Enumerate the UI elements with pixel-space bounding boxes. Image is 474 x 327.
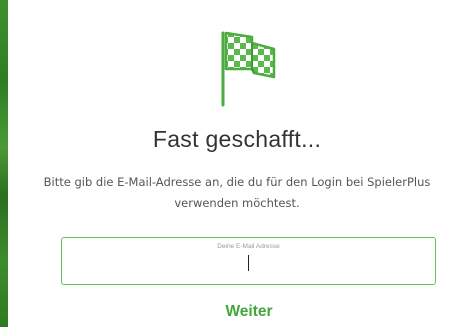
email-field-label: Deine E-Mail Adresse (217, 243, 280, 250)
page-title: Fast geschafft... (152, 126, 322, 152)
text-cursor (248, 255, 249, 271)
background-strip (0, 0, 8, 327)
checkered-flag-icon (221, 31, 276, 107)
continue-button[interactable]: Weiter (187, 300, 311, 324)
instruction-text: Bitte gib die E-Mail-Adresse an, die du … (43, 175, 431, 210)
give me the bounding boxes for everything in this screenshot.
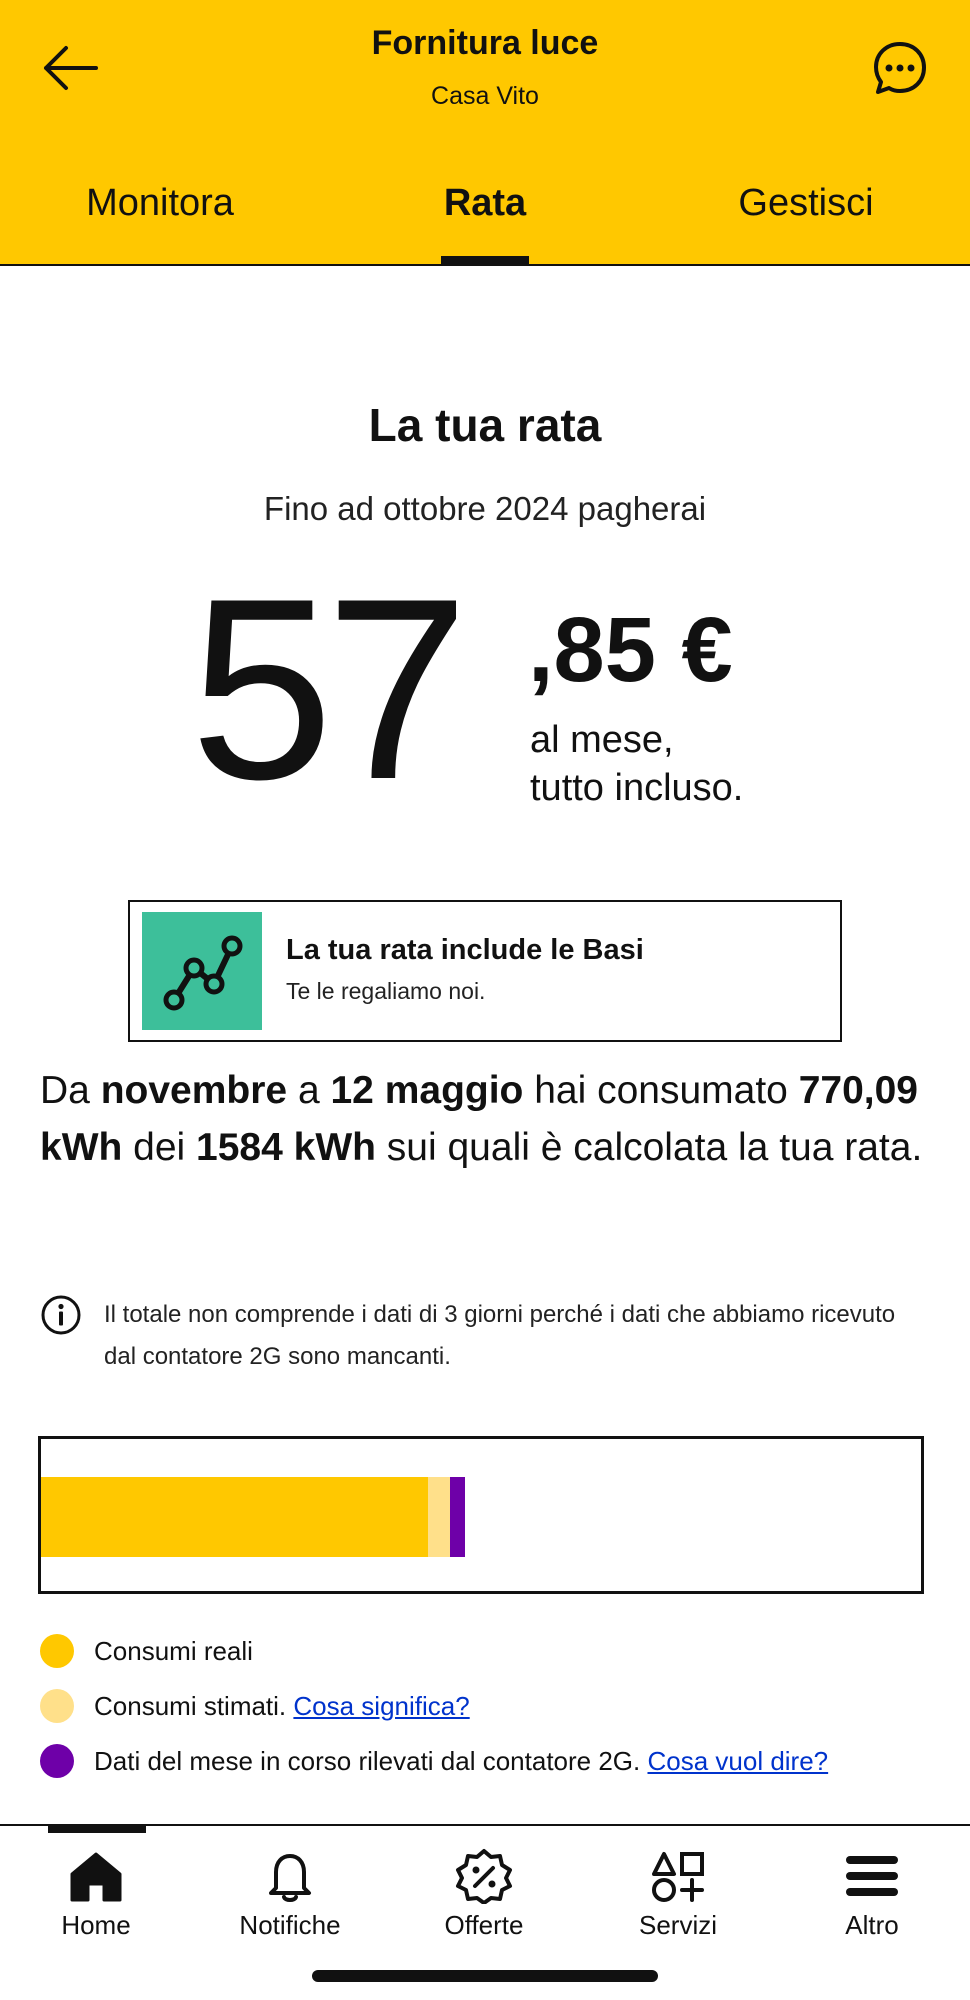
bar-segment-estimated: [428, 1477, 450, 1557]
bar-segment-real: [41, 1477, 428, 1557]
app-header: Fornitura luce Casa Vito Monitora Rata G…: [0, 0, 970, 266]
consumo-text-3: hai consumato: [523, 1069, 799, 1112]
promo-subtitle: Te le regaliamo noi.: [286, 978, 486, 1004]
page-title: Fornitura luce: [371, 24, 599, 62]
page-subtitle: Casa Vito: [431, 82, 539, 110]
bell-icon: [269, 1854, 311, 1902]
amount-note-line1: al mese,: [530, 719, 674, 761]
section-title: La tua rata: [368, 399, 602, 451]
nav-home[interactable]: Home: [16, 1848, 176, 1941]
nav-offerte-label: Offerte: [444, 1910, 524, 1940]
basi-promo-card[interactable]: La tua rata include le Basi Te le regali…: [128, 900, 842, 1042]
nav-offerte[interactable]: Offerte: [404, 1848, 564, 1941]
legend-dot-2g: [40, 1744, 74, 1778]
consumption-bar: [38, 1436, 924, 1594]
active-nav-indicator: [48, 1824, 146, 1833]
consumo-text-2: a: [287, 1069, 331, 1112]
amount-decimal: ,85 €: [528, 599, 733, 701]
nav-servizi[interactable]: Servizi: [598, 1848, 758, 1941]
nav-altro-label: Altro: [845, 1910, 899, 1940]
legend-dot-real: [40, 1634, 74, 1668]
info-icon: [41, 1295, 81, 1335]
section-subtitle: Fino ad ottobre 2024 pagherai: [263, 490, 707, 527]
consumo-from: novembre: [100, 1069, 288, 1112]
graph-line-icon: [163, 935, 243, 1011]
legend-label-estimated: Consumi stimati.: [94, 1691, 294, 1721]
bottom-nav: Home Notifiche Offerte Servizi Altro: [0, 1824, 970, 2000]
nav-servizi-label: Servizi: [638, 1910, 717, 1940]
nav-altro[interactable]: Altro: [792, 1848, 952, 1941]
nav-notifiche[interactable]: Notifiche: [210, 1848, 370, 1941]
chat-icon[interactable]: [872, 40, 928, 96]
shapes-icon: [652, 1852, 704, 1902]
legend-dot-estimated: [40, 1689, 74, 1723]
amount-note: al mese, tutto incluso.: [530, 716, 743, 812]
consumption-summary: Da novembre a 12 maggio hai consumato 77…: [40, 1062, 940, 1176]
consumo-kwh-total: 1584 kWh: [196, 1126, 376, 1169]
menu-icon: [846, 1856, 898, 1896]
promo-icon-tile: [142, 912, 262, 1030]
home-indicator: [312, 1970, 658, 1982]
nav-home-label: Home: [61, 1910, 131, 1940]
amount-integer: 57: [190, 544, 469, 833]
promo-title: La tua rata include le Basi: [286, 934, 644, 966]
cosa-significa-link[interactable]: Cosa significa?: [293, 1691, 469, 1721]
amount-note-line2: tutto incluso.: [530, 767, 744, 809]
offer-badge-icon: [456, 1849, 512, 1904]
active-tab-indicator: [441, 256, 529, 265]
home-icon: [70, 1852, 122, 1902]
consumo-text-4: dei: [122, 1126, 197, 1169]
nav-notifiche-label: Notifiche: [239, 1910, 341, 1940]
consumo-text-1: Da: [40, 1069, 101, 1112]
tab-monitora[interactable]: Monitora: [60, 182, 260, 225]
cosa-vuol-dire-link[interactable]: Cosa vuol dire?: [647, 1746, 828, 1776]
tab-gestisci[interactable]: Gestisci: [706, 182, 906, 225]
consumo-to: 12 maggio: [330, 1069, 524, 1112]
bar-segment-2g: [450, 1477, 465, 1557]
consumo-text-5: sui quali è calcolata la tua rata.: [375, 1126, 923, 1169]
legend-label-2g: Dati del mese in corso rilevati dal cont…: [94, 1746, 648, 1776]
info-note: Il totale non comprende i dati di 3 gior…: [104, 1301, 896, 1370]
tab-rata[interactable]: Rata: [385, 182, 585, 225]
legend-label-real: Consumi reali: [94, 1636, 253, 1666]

--

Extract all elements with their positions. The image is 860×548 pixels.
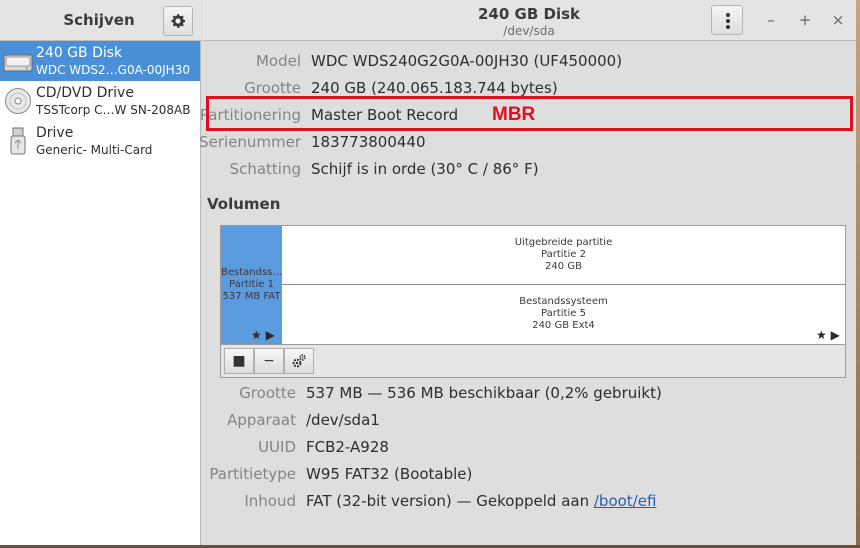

* * *

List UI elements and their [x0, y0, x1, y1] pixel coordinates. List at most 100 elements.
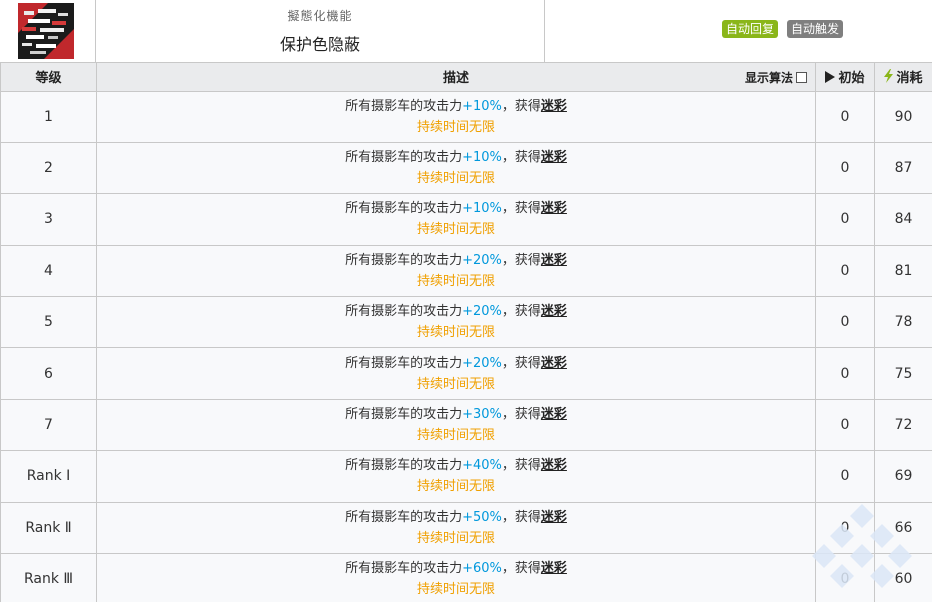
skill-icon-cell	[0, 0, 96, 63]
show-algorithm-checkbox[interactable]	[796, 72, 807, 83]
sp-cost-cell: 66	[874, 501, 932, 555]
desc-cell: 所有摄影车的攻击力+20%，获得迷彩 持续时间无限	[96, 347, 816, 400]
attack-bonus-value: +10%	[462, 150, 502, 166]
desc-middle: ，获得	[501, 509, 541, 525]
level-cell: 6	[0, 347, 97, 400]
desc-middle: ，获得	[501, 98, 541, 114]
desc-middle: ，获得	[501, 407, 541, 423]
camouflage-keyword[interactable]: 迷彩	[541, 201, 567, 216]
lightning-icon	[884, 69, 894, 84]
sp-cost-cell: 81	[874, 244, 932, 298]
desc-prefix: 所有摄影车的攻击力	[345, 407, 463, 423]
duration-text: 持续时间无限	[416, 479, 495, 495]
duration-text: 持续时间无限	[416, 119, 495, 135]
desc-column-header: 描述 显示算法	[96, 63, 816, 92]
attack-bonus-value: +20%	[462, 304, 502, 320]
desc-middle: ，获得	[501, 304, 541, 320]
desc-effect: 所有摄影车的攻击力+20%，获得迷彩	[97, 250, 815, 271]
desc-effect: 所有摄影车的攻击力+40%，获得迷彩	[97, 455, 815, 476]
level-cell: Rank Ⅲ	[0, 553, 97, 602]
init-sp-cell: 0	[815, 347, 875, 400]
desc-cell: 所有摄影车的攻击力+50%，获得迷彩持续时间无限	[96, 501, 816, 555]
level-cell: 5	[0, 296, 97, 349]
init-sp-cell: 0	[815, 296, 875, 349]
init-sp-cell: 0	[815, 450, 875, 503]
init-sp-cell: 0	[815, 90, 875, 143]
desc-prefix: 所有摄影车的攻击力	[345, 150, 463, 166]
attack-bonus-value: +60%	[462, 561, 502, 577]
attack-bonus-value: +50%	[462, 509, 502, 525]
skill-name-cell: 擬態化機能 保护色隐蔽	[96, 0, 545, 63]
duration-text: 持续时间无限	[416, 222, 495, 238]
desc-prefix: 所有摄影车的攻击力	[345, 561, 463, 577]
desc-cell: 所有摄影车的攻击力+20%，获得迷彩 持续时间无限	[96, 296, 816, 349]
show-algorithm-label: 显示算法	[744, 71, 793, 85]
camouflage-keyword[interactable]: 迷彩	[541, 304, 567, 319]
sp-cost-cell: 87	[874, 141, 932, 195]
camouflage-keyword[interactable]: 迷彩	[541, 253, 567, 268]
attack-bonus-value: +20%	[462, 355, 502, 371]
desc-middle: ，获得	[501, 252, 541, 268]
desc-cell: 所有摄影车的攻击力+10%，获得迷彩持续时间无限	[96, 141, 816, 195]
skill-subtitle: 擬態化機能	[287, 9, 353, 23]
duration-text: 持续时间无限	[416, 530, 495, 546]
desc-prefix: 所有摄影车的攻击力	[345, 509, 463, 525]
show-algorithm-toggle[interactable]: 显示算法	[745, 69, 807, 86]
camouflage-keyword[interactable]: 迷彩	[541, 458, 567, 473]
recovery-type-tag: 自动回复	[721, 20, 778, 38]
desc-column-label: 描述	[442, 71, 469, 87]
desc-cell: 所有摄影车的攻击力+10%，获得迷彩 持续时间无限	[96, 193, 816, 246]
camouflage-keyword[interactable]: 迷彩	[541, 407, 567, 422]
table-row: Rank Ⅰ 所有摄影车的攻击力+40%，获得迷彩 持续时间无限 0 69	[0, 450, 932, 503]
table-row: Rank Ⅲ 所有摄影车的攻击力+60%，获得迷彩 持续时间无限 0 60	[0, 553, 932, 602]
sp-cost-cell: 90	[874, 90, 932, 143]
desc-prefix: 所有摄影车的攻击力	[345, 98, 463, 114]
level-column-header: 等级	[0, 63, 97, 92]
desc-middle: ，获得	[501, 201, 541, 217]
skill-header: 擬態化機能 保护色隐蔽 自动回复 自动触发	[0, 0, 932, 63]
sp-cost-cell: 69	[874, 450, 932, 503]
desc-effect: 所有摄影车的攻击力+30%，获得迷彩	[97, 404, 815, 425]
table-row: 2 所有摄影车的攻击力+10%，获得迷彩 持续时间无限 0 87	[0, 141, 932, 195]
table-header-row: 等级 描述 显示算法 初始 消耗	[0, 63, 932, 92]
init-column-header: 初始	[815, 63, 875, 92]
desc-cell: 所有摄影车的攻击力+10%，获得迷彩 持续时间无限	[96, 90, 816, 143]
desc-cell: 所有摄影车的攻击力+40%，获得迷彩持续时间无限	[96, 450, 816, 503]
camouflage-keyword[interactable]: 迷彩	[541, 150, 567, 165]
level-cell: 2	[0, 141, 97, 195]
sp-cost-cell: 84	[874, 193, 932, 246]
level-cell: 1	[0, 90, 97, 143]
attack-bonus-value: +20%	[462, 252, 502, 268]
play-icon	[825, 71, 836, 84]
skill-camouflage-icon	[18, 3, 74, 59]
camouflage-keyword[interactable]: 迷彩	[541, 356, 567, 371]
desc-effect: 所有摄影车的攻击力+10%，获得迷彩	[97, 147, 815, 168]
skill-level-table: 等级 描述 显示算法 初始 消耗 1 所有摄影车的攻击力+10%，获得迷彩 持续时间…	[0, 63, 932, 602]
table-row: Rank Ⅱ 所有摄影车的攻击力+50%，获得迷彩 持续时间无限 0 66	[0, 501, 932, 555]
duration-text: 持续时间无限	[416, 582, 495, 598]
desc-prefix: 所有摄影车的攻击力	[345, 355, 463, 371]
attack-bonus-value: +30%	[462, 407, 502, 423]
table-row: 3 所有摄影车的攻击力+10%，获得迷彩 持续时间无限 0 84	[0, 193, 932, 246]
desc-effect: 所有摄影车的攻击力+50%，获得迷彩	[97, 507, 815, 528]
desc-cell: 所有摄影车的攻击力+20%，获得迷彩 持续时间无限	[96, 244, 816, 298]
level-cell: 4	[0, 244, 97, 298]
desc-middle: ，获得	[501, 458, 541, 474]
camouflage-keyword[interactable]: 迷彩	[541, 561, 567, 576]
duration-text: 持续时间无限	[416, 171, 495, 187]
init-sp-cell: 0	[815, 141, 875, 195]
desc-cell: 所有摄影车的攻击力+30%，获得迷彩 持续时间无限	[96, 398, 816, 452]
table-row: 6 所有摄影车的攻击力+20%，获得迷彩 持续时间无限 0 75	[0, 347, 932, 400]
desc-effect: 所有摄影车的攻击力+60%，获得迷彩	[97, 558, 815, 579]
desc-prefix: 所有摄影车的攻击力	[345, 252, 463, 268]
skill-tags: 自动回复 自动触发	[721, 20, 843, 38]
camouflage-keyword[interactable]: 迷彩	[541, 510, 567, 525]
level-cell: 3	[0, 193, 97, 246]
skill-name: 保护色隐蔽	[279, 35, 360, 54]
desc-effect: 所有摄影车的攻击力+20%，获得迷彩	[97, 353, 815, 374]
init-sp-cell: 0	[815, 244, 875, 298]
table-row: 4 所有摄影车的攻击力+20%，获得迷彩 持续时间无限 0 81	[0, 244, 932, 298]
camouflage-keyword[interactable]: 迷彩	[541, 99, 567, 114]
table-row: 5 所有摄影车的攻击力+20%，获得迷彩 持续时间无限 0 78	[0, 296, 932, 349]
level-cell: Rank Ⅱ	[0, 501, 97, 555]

> **Problem to solve**: Replace "bounding boxes" with "coordinates" in the records from the line containing "give me the" through the line containing "bell-icon: [269, 1854, 311, 1902]", and return only those lines with everything else unchanged. Omit the pictures.

> **Finished task**:
give me the coordinates for everything in this screenshot.
bar-segment-estimated: [428, 1477, 450, 1557]
bar-segment-real: [41, 1477, 428, 1557]
app-header: Fornitura luce Casa Vito Monitora Rata G…: [0, 0, 970, 266]
consumo-text-3: hai consumato: [523, 1069, 799, 1112]
promo-subtitle: Te le regaliamo noi.: [286, 978, 486, 1004]
page-title: Fornitura luce: [371, 24, 599, 62]
page-subtitle: Casa Vito: [431, 82, 539, 110]
bell-icon: [269, 1854, 311, 1902]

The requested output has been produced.